**Stated problem**
Write the next part of the minimum spanning tree tutorial, picking up right after its final line of Prim's algorithm code.

## Begin Quoted text

Time complexity: $\Omicron(V + ElogE + EV) = \Omicron(ElogE)$
Space complexity: $\Omicron(V+E)$

Let's implement Kruskal implement in python

In [10]:
class Graph:
    def __init__(self, vertices) -> None:
        self.vertices = vertices
        self.graph = []
        self.nodes = []
        self.mst = []

    def add_edge(self, s, d, w):
        self.graph.append([s, d, w])
    
    def add_node(self, value):
        self.nodes.append(value)

    def print_solution(self, s, d, w):
        for s, d, w in self.mst:
            print("%s - %s - %s" % (s, d, w))

    def kruskal(self):
        i, e = 0, 0
        ds = DisjointClass(self.nodes)
        self.graph = sorted(self.graph, key=lambda item: item[2])
        while e < self.vertices - 1:
            s, d, w = self.graph[i]
            i += 1
            x = ds.find(s)
            y = ds.find(d)
            if x != y:
                e += 1
                self.mst.append([s, d, w])
                ds.union(x, y)
        self.print_solution(s, d, w)


g = Graph(5)
g.add_node("A")
g.add_node("B")
g.add_node("C")
g.add_node("D")
g.add_node("E")

g.add_edge("A", "B", 5)
g.add_edge("A", "C", 13)
g.add_edge("A", "E", 15)
g.add_edge("B", "A", 5)
g.add_edge("B", "C", 10)
g.add_edge("B", "D", 8)
g.add_edge("C", "A", 13)
g.add_edge("C", "B", 10)
g.add_edge("C", "E", 20)
g.add_edge("C", "D", 6)
g.add_edge("D", "B", 8)
g.add_edge("D", "C", 6)
g.add_edge("E", "A", 15)
g.add_edge("E", "C", 20)

g.kruskal()

A - B - 5
C - D - 6
B - D - 8
A - E - 15


## Prim's algorithm

Also a greedy algorithm. It finds the minimum spanning tree for weighted undirected graphs in following ways:

1. Take any vertex as a source set its weight to $0$ and all other vertices weight to infinity
2. For every adjacent vertices if the current weight is more than current edge then we set it to current edge
3. Then we mark current vertex as visited
4. Repeat these steps for all vertices in increasing order of weight

In [12]:
import sys
class Graph:
    def __init__(self, vertex_num, edges, nodes):
        self.vertex_num = vertex_num
        self.edges = edges
        self.nodes = nodes
        self.mst = []

    def print_solution(self):
        print("Edge : Weight")

## End Quoted text
## Begin Record extracts

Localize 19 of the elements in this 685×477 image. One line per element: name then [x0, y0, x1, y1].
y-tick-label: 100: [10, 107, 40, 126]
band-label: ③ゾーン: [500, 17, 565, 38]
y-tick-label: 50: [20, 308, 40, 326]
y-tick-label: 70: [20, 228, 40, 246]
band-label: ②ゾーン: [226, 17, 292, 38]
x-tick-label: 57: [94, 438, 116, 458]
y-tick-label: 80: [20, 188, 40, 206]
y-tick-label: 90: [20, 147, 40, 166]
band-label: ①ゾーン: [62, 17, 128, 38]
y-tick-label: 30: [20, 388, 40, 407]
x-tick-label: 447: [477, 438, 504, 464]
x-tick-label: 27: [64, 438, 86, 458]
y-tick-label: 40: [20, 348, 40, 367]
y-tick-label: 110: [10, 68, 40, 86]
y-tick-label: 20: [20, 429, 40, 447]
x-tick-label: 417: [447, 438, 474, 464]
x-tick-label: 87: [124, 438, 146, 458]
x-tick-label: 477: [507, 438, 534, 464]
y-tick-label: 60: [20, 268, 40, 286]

## End Record extracts

**The reply**
        for s, d, w in self.mst:
            print("%s - %s - %s" % (s, d, w))

    # Time complexity O(V^3) | Space complexity is O(V)
    def prim(self):
        visited = [0]*self.vertex_num
        edge_num = 0
        visited[0] = True
        while edge_num < self.vertex_num - 1:
            min = sys.maxsize
            for i in range(self.vertex_num):
                if visited[i]:
                    for j in range(self.vertex_num):
                        if((not visited[j] and self.edges[i][j])):
                            if min > self.edges[i][j]:
                                min = self.edges[i][j]
                                s = i
                                d = j

            self.mst.append([self.nodes[s], self.nodes[d], self.edges[s][d]])
            visited[d] = True
            edge_num += 1
        self.print_solution()


edges = [[0, 10, 20, 0, 0],
         [10, 0, 30, 5, 0],
         [20, 30, 0, 15, 6],
         [0, 5, 15, 0, 8],
         [0, 0, 6, 8, 0]]

nodes = ["A", "B", "C", "D", "E"]

g = Graph(5, edges=edges, nodes=nodes)
g.prim()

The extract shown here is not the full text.